**Exercise prompt:** Copy every line of the data exactly, leaving nothing out.

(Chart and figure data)
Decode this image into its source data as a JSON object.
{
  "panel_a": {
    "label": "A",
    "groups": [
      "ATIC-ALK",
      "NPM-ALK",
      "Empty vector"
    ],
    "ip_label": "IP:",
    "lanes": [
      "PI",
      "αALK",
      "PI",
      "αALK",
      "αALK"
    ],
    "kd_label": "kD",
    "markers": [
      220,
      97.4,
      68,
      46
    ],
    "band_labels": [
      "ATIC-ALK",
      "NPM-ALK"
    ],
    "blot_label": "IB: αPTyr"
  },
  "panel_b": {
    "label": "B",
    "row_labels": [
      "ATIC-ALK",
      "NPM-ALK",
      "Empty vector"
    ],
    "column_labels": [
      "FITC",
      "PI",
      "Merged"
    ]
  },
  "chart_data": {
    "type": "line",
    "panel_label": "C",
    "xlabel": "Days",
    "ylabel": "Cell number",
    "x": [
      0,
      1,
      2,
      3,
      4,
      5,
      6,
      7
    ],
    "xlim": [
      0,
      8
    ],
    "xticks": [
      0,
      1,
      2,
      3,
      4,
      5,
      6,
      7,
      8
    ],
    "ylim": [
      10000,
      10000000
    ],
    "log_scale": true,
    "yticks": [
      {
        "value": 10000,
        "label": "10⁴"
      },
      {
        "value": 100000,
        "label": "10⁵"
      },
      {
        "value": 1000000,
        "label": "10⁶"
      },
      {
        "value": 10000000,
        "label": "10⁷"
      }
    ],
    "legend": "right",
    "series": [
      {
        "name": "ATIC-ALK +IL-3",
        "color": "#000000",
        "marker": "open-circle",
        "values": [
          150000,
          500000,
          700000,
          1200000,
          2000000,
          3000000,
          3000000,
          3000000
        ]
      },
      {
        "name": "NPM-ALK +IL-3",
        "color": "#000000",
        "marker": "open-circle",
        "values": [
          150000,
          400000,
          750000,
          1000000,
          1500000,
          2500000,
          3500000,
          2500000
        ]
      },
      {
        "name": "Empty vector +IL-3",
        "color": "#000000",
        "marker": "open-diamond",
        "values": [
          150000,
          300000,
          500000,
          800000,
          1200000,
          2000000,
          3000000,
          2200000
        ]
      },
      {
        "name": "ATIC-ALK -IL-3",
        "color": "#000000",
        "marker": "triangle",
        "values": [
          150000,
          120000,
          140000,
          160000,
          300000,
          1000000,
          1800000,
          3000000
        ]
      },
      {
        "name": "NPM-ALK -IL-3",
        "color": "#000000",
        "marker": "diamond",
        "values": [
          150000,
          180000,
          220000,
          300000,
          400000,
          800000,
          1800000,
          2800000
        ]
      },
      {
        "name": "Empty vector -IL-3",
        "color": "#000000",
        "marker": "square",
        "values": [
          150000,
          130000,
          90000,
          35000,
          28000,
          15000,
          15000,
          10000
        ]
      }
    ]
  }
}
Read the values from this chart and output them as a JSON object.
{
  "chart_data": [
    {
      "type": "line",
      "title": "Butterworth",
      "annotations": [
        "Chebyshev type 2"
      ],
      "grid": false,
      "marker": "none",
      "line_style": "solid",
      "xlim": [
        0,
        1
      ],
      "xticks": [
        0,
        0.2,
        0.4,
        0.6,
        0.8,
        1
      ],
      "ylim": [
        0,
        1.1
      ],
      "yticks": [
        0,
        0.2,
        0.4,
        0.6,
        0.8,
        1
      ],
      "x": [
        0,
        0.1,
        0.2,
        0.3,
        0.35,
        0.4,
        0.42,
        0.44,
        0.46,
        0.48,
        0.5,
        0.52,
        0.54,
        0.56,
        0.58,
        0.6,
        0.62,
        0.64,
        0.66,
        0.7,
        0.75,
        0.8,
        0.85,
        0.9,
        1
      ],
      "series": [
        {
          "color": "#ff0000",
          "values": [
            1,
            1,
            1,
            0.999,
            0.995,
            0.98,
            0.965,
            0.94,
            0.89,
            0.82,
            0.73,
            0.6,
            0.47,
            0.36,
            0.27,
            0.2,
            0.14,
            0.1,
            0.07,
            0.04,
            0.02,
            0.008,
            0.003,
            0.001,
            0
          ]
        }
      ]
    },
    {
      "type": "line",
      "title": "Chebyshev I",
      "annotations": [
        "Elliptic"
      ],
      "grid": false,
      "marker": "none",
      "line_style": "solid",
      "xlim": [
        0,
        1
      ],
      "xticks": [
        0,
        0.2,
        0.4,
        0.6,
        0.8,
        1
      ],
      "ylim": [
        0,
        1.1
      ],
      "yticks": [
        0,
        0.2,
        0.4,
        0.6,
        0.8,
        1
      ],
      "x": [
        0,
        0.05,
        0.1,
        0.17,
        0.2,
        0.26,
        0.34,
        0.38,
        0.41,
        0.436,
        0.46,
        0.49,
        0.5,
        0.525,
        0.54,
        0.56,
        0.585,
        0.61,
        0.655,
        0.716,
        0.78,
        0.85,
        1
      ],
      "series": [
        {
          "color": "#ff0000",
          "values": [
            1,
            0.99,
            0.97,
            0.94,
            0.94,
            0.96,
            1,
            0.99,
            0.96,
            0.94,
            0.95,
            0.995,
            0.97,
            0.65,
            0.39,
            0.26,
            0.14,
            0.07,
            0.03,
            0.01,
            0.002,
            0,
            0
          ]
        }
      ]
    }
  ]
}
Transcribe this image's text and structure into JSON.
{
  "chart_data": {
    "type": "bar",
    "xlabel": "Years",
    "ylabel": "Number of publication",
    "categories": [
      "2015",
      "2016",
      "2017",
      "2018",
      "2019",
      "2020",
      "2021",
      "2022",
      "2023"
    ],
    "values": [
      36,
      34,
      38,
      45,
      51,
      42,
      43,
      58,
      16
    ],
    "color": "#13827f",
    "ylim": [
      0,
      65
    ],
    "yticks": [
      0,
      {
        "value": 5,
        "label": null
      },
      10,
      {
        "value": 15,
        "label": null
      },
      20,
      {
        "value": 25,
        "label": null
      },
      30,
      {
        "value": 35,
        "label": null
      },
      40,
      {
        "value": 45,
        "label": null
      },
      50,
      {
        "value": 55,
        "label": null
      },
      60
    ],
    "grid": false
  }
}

**Expected answer:**
Decode this image into its source data as a JSON object.
{
  "panel_a": {
    "label": "A",
    "groups": [
      "ATIC-ALK",
      "NPM-ALK",
      "Empty vector"
    ],
    "ip_label": "IP:",
    "lanes": [
      "PI",
      "αALK",
      "PI",
      "αALK",
      "αALK"
    ],
    "kd_label": "kD",
    "markers": [
      220,
      97.4,
      68,
      46
    ],
    "band_labels": [
      "ATIC-ALK",
      "NPM-ALK"
    ],
    "blot_label": "IB: αPTyr"
  },
  "panel_b": {
    "label": "B",
    "row_labels": [
      "ATIC-ALK",
      "NPM-ALK",
      "Empty vector"
    ],
    "column_labels": [
      "FITC",
      "PI",
      "Merged"
    ]
  },
  "chart_data": {
    "type": "line",
    "panel_label": "C",
    "xlabel": "Days",
    "ylabel": "Cell number",
    "x": [
      0,
      1,
      2,
      3,
      4,
      5,
      6,
      7
    ],
    "xlim": [
      0,
      8
    ],
    "xticks": [
      0,
      1,
      2,
      3,
      4,
      5,
      6,
      7,
      8
    ],
    "ylim": [
      10000,
      10000000
    ],
    "log_scale": true,
    "yticks": [
      {
        "value": 10000,
        "label": "10⁴"
      },
      {
        "value": 100000,
        "label": "10⁵"
      },
      {
        "value": 1000000,
        "label": "10⁶"
      },
      {
        "value": 10000000,
        "label": "10⁷"
      }
    ],
    "legend": "right",
    "series": [
      {
        "name": "ATIC-ALK +IL-3",
        "color": "#000000",
        "marker": "open-circle",
        "values": [
          150000,
          500000,
          700000,
          1200000,
          2000000,
          3000000,
          3000000,
          3000000
        ]
      },
      {
        "name": "NPM-ALK +IL-3",
        "color": "#000000",
        "marker": "open-circle",
        "values": [
          150000,
          400000,
          750000,
          1000000,
          1500000,
          2500000,
          3500000,
          2500000
        ]
      },
      {
        "name": "Empty vector +IL-3",
        "color": "#000000",
        "marker": "open-diamond",
        "values": [
          150000,
          300000,
          500000,
          800000,
          1200000,
          2000000,
          3000000,
          2200000
        ]
      },
      {
        "name": "ATIC-ALK -IL-3",
        "color": "#000000",
        "marker": "triangle",
        "values": [
          150000,
          120000,
          140000,
          160000,
          300000,
          1000000,
          1800000,
          3000000
        ]
      },
      {
        "name": "NPM-ALK -IL-3",
        "color": "#000000",
        "marker": "diamond",
        "values": [
          150000,
          180000,
          220000,
          300000,
          400000,
          800000,
          1800000,
          2800000
        ]
      },
      {
        "name": "Empty vector -IL-3",
        "color": "#000000",
        "marker": "square",
        "values": [
          150000,
          130000,
          90000,
          35000,
          28000,
          15000,
          15000,
          10000
        ]
      }
    ]
  }
}
Read the values from this chart and output them as a JSON object.
{
  "chart_data": [
    {
      "type": "line",
      "title": "Butterworth",
      "annotations": [
        "Chebyshev type 2"
      ],
      "grid": false,
      "marker": "none",
      "line_style": "solid",
      "xlim": [
        0,
        1
      ],
      "xticks": [
        0,
        0.2,
        0.4,
        0.6,
        0.8,
        1
      ],
      "ylim": [
        0,
        1.1
      ],
      "yticks": [
        0,
        0.2,
        0.4,
        0.6,
        0.8,
        1
      ],
      "x": [
        0,
        0.1,
        0.2,
        0.3,
        0.35,
        0.4,
        0.42,
        0.44,
        0.46,
        0.48,
        0.5,
        0.52,
        0.54,
        0.56,
        0.58,
        0.6,
        0.62,
        0.64,
        0.66,
        0.7,
        0.75,
        0.8,
        0.85,
        0.9,
        1
      ],
      "series": [
        {
          "color": "#ff0000",
          "values": [
            1,
            1,
            1,
            0.999,
            0.995,
            0.98,
            0.965,
            0.94,
            0.89,
            0.82,
            0.73,
            0.6,
            0.47,
            0.36,
            0.27,
            0.2,
            0.14,
            0.1,
            0.07,
            0.04,
            0.02,
            0.008,
            0.003,
            0.001,
            0
          ]
        }
      ]
    },
    {
      "type": "line",
      "title": "Chebyshev I",
      "annotations": [
        "Elliptic"
      ],
      "grid": false,
      "marker": "none",
      "line_style": "solid",
      "xlim": [
        0,
        1
      ],
      "xticks": [
        0,
        0.2,
        0.4,
        0.6,
        0.8,
        1
      ],
      "ylim": [
        0,
        1.1
      ],
      "yticks": [
        0,
        0.2,
        0.4,
        0.6,
        0.8,
        1
      ],
      "x": [
        0,
        0.05,
        0.1,
        0.17,
        0.2,
        0.26,
        0.34,
        0.38,
        0.41,
        0.436,
        0.46,
        0.49,
        0.5,
        0.525,
        0.54,
        0.56,
        0.585,
        0.61,
        0.655,
        0.716,
        0.78,
        0.85,
        1
      ],
      "series": [
        {
          "color": "#ff0000",
          "values": [
            1,
            0.99,
            0.97,
            0.94,
            0.94,
            0.96,
            1,
            0.99,
            0.96,
            0.94,
            0.95,
            0.995,
            0.97,
            0.65,
            0.39,
            0.26,
            0.14,
            0.07,
            0.03,
            0.01,
            0.002,
            0,
            0
          ]
        }
      ]
    }
  ]
}
Transcribe this image's text and structure into JSON.
{
  "chart_data": {
    "type": "bar",
    "xlabel": "Years",
    "ylabel": "Number of publication",
    "categories": [
      "2015",
      "2016",
      "2017",
      "2018",
      "2019",
      "2020",
      "2021",
      "2022",
      "2023"
    ],
    "values": [
      36,
      34,
      38,
      45,
      51,
      42,
      43,
      58,
      16
    ],
    "color": "#13827f",
    "ylim": [
      0,
      65
    ],
    "yticks": [
      0,
      {
        "value": 5,
        "label": null
      },
      10,
      {
        "value": 15,
        "label": null
      },
      20,
      {
        "value": 25,
        "label": null
      },
      30,
      {
        "value": 35,
        "label": null
      },
      40,
      {
        "value": 45,
        "label": null
      },
      50,
      {
        "value": 55,
        "label": null
      },
      60
    ],
    "grid": false
  }
}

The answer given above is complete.